» **WHAT YOU NEED TO DO**:
Copy out the items below word for word, starting at the very first line and ending at the line that contains "legend-label-euro-area: Euro area: [252, 460, 336, 481]".

— begin —

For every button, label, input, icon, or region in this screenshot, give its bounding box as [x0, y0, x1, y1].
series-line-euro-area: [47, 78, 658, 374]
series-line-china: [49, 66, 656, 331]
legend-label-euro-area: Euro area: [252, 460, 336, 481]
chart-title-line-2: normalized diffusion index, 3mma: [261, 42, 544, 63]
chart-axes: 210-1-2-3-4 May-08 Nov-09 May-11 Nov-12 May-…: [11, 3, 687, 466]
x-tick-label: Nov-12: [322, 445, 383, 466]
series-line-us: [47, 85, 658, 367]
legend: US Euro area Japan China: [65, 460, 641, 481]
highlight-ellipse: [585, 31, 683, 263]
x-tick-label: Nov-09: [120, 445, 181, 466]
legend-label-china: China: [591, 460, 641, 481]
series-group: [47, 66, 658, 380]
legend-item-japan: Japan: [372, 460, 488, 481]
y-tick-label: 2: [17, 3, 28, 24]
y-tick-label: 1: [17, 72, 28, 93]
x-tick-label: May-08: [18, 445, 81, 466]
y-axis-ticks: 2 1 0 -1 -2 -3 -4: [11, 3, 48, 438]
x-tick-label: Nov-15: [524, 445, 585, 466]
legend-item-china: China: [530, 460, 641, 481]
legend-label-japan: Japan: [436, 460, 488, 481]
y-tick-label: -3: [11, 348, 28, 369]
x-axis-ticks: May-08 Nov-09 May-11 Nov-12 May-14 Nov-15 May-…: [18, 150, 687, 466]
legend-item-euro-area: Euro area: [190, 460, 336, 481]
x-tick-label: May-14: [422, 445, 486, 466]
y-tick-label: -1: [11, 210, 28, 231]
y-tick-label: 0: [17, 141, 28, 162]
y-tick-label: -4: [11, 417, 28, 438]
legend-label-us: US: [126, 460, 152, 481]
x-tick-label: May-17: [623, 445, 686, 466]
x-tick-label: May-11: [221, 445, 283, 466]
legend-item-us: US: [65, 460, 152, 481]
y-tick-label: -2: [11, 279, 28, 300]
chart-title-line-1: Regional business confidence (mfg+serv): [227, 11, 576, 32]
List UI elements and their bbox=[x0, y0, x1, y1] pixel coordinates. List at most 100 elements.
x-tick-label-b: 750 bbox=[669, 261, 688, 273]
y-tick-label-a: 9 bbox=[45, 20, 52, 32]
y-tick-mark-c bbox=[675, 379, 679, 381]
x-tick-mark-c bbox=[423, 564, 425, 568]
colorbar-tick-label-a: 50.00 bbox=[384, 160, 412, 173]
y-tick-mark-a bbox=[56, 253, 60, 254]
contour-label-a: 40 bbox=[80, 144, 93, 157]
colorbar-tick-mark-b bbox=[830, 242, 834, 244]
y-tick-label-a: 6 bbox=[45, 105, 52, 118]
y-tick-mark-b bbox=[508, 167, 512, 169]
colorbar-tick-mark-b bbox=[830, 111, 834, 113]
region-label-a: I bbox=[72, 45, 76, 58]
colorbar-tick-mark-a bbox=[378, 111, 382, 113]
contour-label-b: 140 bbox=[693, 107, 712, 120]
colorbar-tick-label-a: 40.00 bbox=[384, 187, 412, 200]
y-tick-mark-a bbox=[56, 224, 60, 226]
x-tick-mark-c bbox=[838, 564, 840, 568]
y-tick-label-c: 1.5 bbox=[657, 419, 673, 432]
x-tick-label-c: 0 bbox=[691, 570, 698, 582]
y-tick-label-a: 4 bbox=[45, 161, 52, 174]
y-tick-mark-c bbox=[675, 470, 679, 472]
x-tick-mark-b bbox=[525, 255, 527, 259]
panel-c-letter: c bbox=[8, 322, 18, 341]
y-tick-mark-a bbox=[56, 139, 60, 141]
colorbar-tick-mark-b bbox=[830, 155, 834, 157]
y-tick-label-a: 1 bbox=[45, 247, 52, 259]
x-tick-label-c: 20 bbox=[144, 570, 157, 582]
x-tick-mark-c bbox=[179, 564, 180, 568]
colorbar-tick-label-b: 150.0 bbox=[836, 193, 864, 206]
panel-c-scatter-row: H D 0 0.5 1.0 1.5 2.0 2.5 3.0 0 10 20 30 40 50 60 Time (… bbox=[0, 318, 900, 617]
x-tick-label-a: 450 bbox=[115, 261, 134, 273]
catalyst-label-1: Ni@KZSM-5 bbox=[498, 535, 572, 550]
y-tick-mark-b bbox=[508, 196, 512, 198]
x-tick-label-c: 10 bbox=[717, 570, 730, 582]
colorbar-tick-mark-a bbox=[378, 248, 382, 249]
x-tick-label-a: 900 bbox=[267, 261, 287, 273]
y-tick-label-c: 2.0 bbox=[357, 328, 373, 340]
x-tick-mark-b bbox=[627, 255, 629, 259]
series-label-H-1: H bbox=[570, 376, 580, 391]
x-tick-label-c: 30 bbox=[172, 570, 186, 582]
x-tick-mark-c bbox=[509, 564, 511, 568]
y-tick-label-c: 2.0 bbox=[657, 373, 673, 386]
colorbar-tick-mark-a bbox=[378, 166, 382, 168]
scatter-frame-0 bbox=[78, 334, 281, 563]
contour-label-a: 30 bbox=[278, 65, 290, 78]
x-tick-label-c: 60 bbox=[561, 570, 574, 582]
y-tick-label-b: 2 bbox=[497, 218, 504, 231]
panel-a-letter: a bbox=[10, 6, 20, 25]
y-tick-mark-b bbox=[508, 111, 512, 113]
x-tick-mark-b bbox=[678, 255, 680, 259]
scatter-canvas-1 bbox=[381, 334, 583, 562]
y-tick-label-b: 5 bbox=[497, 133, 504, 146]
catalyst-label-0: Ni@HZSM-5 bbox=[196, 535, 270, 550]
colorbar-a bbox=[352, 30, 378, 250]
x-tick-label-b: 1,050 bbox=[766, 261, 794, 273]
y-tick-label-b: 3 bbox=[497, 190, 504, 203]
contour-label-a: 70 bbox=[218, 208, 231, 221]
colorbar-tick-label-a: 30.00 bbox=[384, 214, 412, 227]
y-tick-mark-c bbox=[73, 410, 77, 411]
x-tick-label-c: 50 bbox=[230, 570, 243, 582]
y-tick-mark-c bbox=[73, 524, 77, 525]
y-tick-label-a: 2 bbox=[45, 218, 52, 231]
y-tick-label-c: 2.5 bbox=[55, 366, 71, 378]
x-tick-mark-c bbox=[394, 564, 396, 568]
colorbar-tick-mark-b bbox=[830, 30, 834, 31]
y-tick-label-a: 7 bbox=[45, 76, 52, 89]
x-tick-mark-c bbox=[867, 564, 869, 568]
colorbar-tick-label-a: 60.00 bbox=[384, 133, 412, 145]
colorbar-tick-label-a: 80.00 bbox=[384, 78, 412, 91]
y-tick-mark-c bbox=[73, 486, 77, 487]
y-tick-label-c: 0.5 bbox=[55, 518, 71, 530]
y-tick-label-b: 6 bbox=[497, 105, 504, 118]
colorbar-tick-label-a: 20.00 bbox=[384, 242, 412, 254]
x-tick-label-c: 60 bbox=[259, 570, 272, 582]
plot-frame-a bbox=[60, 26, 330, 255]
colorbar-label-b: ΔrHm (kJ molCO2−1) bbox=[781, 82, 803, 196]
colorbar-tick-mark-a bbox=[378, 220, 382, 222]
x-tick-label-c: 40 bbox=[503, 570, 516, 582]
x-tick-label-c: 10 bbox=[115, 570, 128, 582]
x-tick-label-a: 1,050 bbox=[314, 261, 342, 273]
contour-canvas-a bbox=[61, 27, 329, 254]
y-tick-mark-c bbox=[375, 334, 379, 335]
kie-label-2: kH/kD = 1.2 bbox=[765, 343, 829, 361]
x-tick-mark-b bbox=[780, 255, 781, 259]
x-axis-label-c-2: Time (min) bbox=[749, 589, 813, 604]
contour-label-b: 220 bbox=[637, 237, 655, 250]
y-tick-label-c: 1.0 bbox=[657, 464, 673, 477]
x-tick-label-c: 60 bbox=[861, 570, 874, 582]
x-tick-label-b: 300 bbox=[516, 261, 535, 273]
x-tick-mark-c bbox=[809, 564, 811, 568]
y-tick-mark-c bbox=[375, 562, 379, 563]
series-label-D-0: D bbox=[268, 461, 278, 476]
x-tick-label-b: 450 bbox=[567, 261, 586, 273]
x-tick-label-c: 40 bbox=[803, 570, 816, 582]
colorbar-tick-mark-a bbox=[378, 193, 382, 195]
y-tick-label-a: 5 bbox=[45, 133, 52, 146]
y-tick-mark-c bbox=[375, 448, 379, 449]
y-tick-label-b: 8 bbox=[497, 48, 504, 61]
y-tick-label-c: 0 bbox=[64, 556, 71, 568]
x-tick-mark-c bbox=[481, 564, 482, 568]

— end —

» **EXERCISE RESPONSE**:
For every button, label, input, icon, or region in this screenshot, give its bounding box as [x0, y0, x1, y1].
series-line-euro-area: [47, 78, 658, 374]
series-line-china: [49, 66, 656, 331]
legend-label-euro-area: Euro area: [252, 460, 336, 481]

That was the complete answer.